INSTRUCTIONS FOR THE TASK:
Extract the full listing below without altering a single character.

DATA TO USE:
>> Begin

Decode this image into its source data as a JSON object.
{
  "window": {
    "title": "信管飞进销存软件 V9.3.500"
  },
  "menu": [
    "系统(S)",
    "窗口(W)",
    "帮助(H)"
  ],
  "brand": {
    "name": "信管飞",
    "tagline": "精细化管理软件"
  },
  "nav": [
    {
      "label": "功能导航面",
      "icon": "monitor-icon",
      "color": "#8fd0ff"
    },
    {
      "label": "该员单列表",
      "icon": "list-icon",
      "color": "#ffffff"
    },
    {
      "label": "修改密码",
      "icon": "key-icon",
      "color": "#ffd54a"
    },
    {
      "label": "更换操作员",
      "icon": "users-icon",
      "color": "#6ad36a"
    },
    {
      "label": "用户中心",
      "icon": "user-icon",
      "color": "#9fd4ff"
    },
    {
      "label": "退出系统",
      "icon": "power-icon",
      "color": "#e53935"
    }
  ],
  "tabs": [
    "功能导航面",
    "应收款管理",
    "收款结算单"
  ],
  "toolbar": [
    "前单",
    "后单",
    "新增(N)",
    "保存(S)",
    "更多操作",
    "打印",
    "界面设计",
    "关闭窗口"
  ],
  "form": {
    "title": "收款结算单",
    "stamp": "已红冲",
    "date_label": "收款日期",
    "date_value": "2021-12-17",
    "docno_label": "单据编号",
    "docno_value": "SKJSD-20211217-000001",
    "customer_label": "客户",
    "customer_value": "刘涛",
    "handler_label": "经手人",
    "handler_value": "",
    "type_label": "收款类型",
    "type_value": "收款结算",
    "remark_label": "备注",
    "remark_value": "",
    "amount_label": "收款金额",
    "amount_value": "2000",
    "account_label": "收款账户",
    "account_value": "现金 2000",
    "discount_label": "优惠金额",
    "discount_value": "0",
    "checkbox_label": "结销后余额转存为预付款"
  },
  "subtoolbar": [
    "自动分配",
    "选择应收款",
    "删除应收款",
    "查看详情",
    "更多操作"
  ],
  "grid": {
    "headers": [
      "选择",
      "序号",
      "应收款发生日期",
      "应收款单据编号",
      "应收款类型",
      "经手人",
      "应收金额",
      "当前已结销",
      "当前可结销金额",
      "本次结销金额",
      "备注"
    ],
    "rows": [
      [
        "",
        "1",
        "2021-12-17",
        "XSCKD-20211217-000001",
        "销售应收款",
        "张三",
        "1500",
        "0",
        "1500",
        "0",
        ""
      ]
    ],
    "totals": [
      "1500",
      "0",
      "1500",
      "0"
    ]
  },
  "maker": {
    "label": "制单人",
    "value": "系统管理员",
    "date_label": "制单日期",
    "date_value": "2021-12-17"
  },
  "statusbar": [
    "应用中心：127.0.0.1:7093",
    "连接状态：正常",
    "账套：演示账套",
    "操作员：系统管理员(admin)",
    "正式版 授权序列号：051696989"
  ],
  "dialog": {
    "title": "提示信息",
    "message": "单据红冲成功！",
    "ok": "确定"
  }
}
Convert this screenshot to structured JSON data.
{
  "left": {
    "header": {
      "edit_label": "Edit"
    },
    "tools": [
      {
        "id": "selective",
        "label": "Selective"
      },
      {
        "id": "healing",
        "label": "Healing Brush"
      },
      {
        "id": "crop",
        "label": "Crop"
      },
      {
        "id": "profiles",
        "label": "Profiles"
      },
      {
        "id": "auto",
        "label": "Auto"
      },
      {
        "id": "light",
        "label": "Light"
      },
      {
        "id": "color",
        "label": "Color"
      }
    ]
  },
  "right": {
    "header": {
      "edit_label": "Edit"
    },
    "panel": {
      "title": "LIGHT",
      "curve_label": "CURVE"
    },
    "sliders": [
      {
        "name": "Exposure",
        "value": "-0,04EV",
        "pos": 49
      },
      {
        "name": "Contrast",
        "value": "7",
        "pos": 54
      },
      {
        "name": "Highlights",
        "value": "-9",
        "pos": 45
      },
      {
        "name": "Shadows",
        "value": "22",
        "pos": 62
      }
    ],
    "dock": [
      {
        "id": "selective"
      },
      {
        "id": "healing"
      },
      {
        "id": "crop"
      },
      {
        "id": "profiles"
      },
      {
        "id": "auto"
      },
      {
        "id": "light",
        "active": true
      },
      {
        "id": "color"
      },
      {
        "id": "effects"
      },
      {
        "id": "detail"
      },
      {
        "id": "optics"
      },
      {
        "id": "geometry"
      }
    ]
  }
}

>> End

EXERCISE SOLUTION:
Decode this image into its source data as a JSON object.
{
  "window": {
    "title": "信管飞进销存软件 V9.3.500"
  },
  "menu": [
    "系统(S)",
    "窗口(W)",
    "帮助(H)"
  ],
  "brand": {
    "name": "信管飞",
    "tagline": "精细化管理软件"
  },
  "nav": [
    {
      "label": "功能导航面",
      "icon": "monitor-icon",
      "color": "#8fd0ff"
    },
    {
      "label": "该员单列表",
      "icon": "list-icon",
      "color": "#ffffff"
    },
    {
      "label": "修改密码",
      "icon": "key-icon",
      "color": "#ffd54a"
    },
    {
      "label": "更换操作员",
      "icon": "users-icon",
      "color": "#6ad36a"
    },
    {
      "label": "用户中心",
      "icon": "user-icon",
      "color": "#9fd4ff"
    },
    {
      "label": "退出系统",
      "icon": "power-icon",
      "color": "#e53935"
    }
  ],
  "tabs": [
    "功能导航面",
    "应收款管理",
    "收款结算单"
  ],
  "toolbar": [
    "前单",
    "后单",
    "新增(N)",
    "保存(S)",
    "更多操作",
    "打印",
    "界面设计",
    "关闭窗口"
  ],
  "form": {
    "title": "收款结算单",
    "stamp": "已红冲",
    "date_label": "收款日期",
    "date_value": "2021-12-17",
    "docno_label": "单据编号",
    "docno_value": "SKJSD-20211217-000001",
    "customer_label": "客户",
    "customer_value": "刘涛",
    "handler_label": "经手人",
    "handler_value": "",
    "type_label": "收款类型",
    "type_value": "收款结算",
    "remark_label": "备注",
    "remark_value": "",
    "amount_label": "收款金额",
    "amount_value": "2000",
    "account_label": "收款账户",
    "account_value": "现金 2000",
    "discount_label": "优惠金额",
    "discount_value": "0",
    "checkbox_label": "结销后余额转存为预付款"
  },
  "subtoolbar": [
    "自动分配",
    "选择应收款",
    "删除应收款",
    "查看详情",
    "更多操作"
  ],
  "grid": {
    "headers": [
      "选择",
      "序号",
      "应收款发生日期",
      "应收款单据编号",
      "应收款类型",
      "经手人",
      "应收金额",
      "当前已结销",
      "当前可结销金额",
      "本次结销金额",
      "备注"
    ],
    "rows": [
      [
        "",
        "1",
        "2021-12-17",
        "XSCKD-20211217-000001",
        "销售应收款",
        "张三",
        "1500",
        "0",
        "1500",
        "0",
        ""
      ]
    ],
    "totals": [
      "1500",
      "0",
      "1500",
      "0"
    ]
  },
  "maker": {
    "label": "制单人",
    "value": "系统管理员",
    "date_label": "制单日期",
    "date_value": "2021-12-17"
  },
  "statusbar": [
    "应用中心：127.0.0.1:7093",
    "连接状态：正常",
    "账套：演示账套",
    "操作员：系统管理员(admin)",
    "正式版 授权序列号：051696989"
  ],
  "dialog": {
    "title": "提示信息",
    "message": "单据红冲成功！",
    "ok": "确定"
  }
}
Convert this screenshot to structured JSON data.
{
  "left": {
    "header": {
      "edit_label": "Edit"
    },
    "tools": [
      {
        "id": "selective",
        "label": "Selective"
      },
      {
        "id": "healing",
        "label": "Healing Brush"
      },
      {
        "id": "crop",
        "label": "Crop"
      },
      {
        "id": "profiles",
        "label": "Profiles"
      },
      {
        "id": "auto",
        "label": "Auto"
      },
      {
        "id": "light",
        "label": "Light"
      },
      {
        "id": "color",
        "label": "Color"
      }
    ]
  },
  "right": {
    "header": {
      "edit_label": "Edit"
    },
    "panel": {
      "title": "LIGHT",
      "curve_label": "CURVE"
    },
    "sliders": [
      {
        "name": "Exposure",
        "value": "-0,04EV",
        "pos": 49
      },
      {
        "name": "Contrast",
        "value": "7",
        "pos": 54
      },
      {
        "name": "Highlights",
        "value": "-9",
        "pos": 45
      },
      {
        "name": "Shadows",
        "value": "22",
        "pos": 62
      }
    ],
    "dock": [
      {
        "id": "selective"
      },
      {
        "id": "healing"
      },
      {
        "id": "crop"
      },
      {
        "id": "profiles"
      },
      {
        "id": "auto"
      },
      {
        "id": "light",
        "active": true
      },
      {
        "id": "color"
      },
      {
        "id": "effects"
      },
      {
        "id": "detail"
      },
      {
        "id": "optics"
      },
      {
        "id": "geometry"
      }
    ]
  }
}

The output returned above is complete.